Entries provided:

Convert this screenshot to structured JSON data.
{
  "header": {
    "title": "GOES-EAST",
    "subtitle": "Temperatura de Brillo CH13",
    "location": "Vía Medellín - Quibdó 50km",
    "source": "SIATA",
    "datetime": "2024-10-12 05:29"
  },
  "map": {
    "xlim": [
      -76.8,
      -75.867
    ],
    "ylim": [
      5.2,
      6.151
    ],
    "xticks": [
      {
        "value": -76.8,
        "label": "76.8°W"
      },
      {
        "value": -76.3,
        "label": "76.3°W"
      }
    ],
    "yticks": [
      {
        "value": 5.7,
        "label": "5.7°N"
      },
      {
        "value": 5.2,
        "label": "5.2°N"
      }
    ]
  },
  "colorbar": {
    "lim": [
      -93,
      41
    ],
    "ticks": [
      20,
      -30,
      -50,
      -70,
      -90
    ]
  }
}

Challenge: Copy each line of the records containing the string "label".

Solution to this exercise:
        "label": "76.8°W"
        "label": "76.3°W"
        "label": "5.7°N"
        "label": "5.2°N"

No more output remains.